_Set exercise_
Give the number of lines that contain the string "fluido", please, and nothing else.
** BEGIN The input **
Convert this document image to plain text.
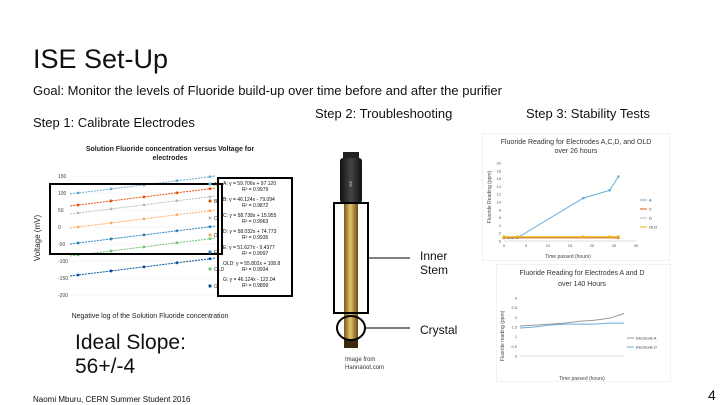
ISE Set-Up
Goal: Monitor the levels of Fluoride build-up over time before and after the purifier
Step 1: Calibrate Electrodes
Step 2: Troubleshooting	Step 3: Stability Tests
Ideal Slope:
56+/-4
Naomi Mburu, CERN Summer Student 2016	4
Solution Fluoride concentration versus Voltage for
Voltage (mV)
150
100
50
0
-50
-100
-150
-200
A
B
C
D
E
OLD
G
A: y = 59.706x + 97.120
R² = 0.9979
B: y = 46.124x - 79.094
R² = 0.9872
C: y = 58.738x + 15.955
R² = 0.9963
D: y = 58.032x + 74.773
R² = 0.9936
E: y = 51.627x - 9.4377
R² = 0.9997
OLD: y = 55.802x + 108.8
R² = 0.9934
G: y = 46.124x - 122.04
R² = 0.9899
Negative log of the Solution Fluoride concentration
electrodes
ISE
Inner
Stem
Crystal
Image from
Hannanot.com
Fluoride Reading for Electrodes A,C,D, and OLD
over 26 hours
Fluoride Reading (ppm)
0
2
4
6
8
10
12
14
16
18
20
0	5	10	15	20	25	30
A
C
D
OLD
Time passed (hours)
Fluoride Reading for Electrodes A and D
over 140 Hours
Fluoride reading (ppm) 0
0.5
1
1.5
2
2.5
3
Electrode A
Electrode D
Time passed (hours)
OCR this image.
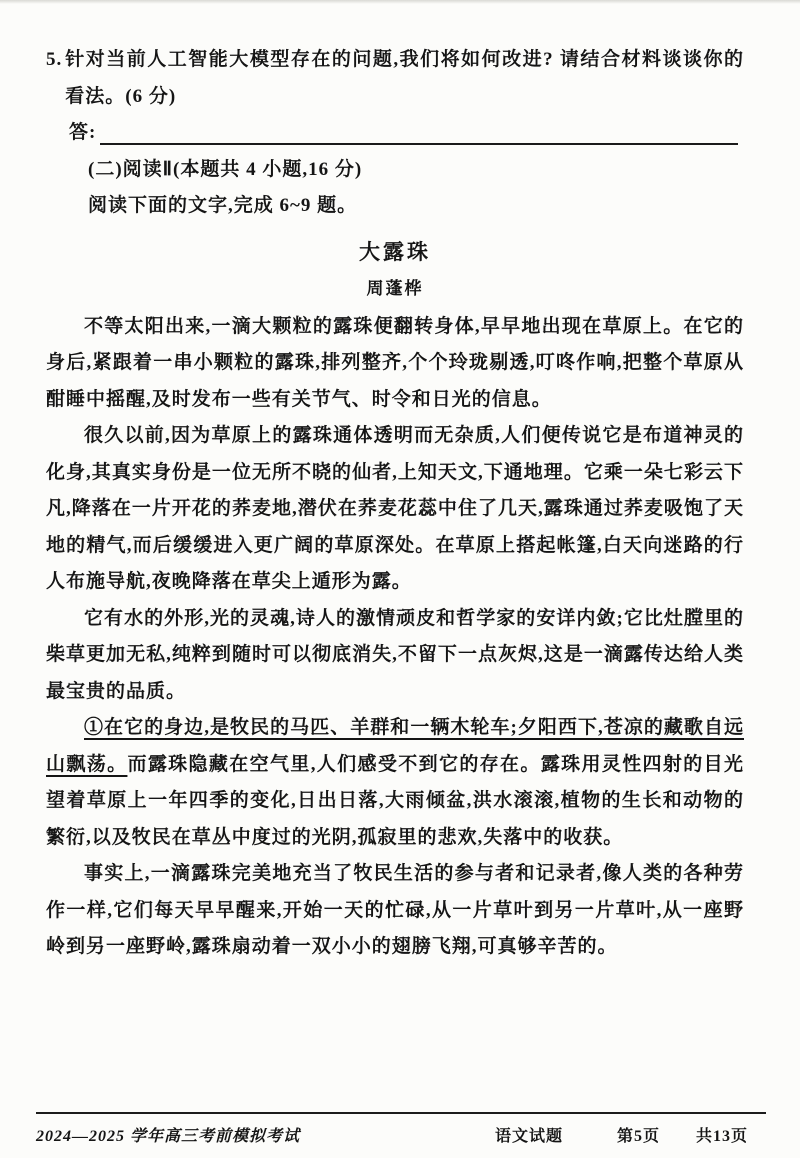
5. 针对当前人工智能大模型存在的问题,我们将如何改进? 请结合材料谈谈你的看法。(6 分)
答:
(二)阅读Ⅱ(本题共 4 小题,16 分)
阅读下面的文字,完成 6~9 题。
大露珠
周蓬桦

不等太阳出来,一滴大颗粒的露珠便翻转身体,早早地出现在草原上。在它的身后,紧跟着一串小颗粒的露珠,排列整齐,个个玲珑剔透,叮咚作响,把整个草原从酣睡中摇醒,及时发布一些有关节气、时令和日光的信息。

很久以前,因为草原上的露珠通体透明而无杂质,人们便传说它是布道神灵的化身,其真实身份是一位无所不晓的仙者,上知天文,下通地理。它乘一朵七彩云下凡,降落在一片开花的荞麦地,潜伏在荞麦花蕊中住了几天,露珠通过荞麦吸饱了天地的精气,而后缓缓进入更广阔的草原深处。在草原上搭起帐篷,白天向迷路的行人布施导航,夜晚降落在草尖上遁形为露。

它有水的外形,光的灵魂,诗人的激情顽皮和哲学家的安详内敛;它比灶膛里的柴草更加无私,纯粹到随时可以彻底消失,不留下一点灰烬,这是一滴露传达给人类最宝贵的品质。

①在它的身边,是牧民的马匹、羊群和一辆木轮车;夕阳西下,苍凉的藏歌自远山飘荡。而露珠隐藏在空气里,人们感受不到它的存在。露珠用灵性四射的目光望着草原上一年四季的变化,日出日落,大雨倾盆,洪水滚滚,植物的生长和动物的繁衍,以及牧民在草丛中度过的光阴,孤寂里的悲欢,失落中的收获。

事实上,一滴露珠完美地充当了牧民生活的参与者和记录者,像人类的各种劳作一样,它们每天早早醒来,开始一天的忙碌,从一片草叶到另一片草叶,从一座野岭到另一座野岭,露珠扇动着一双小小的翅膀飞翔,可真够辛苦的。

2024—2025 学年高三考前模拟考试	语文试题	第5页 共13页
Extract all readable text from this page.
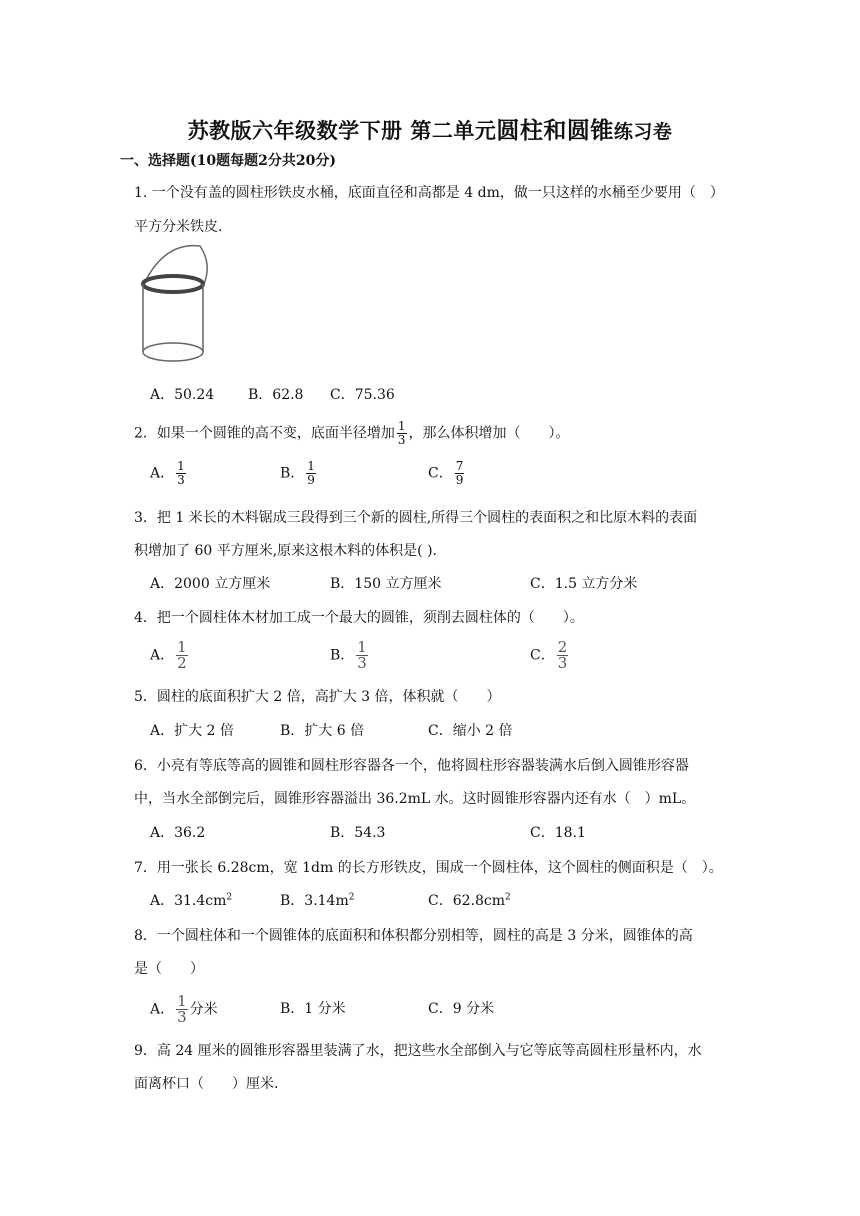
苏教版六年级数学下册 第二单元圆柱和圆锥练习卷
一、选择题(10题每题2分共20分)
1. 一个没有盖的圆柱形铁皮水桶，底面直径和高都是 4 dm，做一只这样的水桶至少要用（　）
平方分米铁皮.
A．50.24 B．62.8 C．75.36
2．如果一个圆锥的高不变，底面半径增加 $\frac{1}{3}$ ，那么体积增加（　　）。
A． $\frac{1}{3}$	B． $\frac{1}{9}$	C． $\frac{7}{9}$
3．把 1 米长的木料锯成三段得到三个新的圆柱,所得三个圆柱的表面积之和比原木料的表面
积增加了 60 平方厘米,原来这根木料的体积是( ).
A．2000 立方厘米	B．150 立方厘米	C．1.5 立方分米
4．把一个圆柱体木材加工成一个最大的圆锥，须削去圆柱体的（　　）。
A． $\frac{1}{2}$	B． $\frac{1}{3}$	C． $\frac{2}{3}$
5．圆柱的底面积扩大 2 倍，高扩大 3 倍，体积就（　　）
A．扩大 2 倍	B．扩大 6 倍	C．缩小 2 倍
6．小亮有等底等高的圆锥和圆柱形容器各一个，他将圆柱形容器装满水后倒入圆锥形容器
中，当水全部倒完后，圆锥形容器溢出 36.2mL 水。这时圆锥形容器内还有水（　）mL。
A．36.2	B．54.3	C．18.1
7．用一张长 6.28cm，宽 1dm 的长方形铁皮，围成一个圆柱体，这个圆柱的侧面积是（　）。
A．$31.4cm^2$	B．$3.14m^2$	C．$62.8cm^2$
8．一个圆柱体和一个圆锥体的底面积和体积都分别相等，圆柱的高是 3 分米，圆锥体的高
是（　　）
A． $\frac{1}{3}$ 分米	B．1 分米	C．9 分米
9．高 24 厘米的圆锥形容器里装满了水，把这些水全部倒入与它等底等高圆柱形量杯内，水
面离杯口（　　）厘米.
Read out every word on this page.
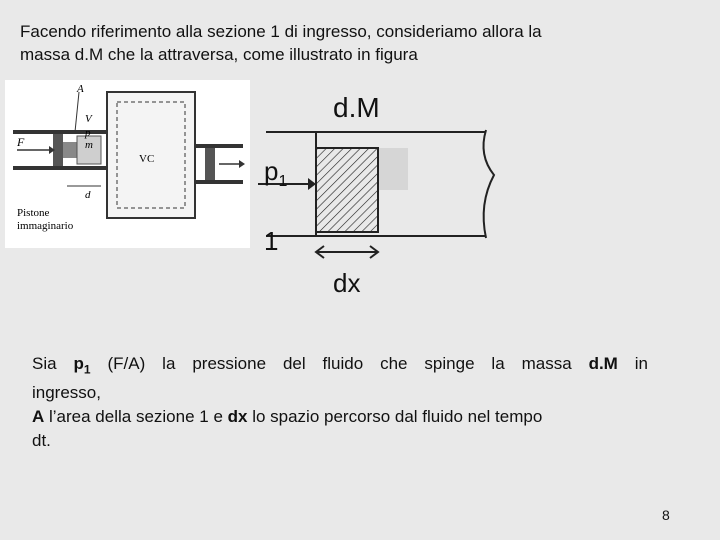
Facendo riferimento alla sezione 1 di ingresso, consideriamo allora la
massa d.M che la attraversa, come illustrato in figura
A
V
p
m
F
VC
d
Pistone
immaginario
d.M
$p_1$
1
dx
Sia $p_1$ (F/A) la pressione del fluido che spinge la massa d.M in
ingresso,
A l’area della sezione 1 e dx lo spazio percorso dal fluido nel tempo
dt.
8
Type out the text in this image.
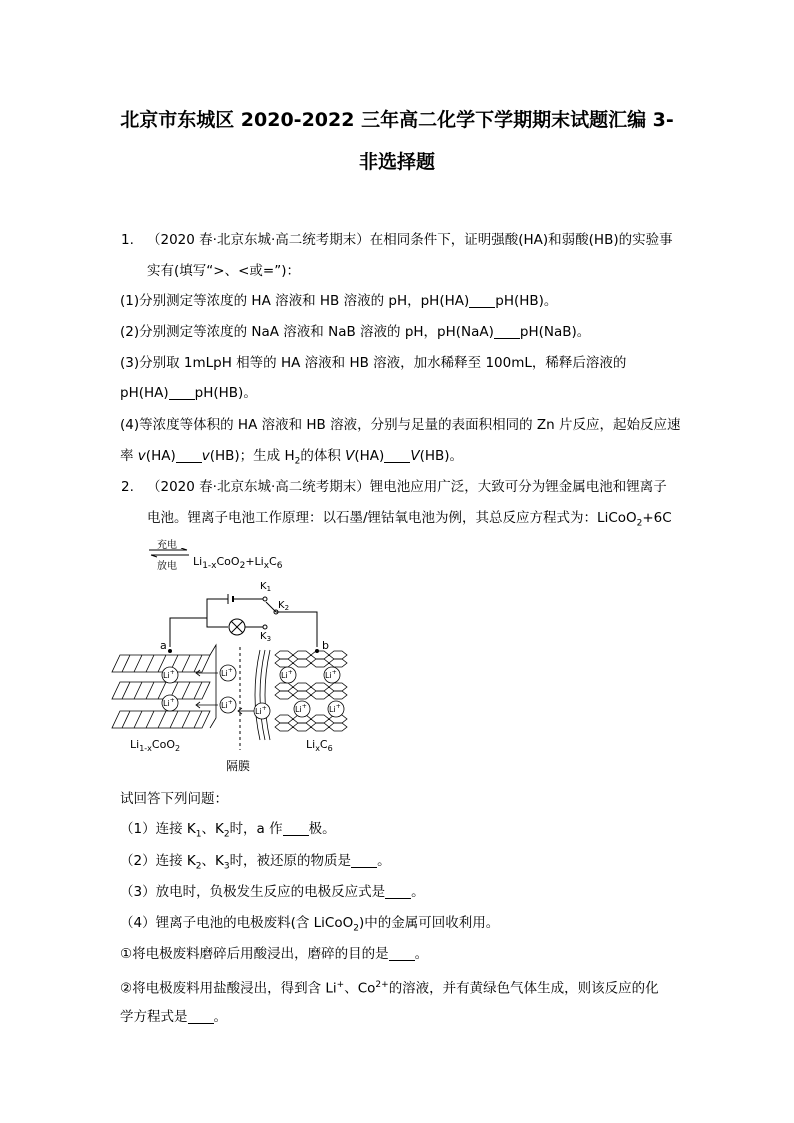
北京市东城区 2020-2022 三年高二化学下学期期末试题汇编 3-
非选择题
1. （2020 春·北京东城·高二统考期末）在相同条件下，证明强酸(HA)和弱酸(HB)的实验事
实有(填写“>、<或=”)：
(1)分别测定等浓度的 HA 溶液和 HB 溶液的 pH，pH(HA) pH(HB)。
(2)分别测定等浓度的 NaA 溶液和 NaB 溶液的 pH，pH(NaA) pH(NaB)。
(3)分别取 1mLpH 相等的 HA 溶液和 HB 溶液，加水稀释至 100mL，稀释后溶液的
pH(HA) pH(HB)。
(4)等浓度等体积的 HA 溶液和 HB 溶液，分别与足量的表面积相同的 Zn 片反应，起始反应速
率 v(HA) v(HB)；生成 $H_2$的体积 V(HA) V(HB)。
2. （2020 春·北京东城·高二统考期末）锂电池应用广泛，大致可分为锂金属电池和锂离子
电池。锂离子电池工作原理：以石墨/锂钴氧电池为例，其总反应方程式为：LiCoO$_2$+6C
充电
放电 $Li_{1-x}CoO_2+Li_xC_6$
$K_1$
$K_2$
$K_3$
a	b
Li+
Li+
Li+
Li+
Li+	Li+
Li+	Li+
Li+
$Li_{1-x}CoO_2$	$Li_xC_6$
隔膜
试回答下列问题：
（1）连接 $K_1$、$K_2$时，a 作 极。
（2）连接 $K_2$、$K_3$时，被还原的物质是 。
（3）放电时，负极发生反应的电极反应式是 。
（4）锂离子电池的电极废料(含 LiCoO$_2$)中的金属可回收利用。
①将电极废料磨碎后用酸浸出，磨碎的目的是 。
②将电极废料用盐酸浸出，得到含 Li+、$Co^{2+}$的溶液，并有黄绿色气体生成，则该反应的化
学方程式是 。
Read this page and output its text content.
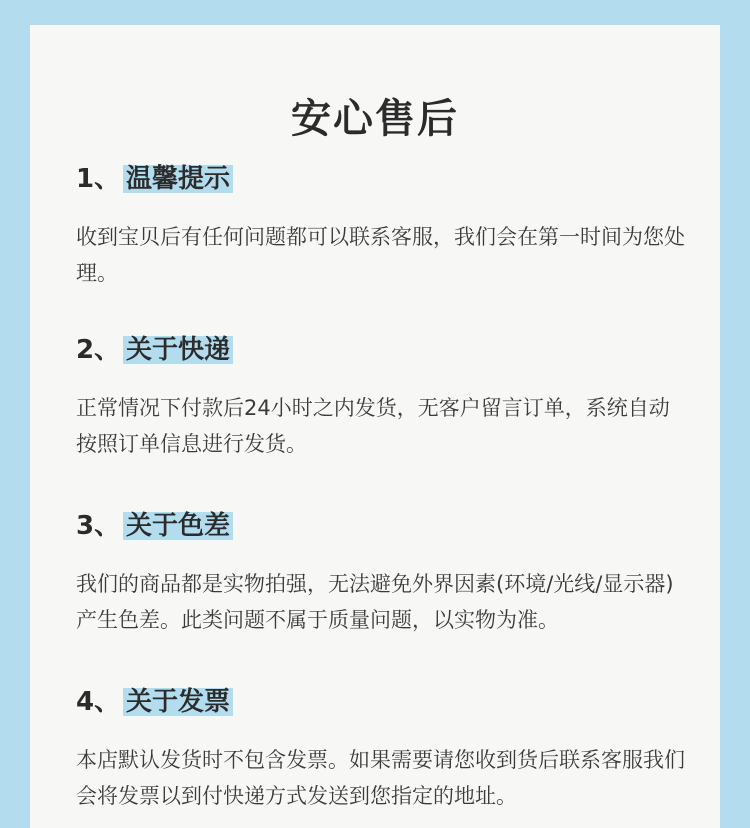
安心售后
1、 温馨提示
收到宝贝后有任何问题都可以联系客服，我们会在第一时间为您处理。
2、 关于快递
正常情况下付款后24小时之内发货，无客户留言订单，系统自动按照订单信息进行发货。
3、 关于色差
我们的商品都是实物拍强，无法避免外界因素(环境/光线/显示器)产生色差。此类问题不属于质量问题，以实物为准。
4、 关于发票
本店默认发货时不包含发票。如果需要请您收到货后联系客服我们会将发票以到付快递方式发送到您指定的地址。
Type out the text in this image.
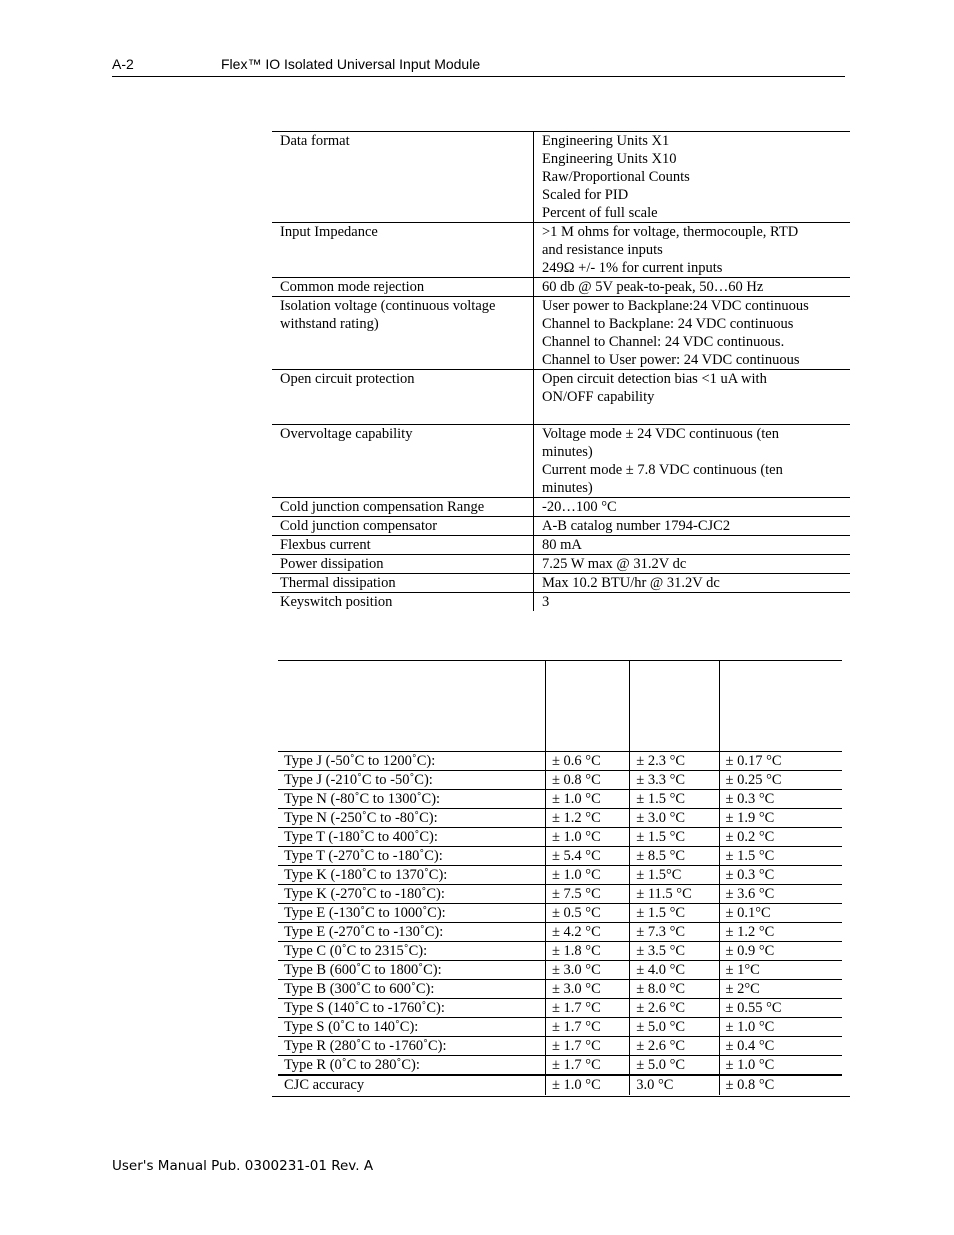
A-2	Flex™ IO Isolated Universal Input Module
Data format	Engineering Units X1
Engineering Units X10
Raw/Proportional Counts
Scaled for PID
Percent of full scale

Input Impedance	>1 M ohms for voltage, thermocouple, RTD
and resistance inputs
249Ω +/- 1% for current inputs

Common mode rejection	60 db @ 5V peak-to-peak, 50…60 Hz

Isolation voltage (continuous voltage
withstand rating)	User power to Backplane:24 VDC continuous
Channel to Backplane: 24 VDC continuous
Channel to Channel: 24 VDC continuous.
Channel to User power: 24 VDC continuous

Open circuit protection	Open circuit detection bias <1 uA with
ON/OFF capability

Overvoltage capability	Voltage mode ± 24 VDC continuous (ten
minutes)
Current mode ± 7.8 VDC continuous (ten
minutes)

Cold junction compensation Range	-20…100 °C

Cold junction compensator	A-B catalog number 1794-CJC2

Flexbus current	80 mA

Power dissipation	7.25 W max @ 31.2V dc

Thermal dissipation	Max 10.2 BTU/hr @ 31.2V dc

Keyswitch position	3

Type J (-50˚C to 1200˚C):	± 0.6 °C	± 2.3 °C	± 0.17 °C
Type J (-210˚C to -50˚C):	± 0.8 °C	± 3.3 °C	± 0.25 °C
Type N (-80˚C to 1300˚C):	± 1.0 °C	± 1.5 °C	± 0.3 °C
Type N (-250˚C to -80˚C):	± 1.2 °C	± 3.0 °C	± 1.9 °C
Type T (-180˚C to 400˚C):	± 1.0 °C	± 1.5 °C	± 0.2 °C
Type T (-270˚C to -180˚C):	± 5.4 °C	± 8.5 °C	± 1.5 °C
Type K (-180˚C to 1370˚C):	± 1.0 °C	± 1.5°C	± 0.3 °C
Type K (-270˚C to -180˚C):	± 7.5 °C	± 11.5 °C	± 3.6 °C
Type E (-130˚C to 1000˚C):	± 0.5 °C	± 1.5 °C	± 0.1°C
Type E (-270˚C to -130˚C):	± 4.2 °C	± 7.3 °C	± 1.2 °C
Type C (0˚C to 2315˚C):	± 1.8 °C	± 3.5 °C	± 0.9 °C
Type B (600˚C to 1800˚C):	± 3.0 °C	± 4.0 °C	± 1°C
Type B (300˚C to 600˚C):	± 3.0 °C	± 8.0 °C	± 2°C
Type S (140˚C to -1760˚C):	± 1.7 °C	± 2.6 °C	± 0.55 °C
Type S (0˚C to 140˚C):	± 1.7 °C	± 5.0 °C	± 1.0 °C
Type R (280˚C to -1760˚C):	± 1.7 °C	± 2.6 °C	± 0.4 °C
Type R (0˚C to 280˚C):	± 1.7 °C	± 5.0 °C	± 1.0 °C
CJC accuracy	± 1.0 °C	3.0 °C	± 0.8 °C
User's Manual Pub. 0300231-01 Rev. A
** END The input **
_Correct answer_
2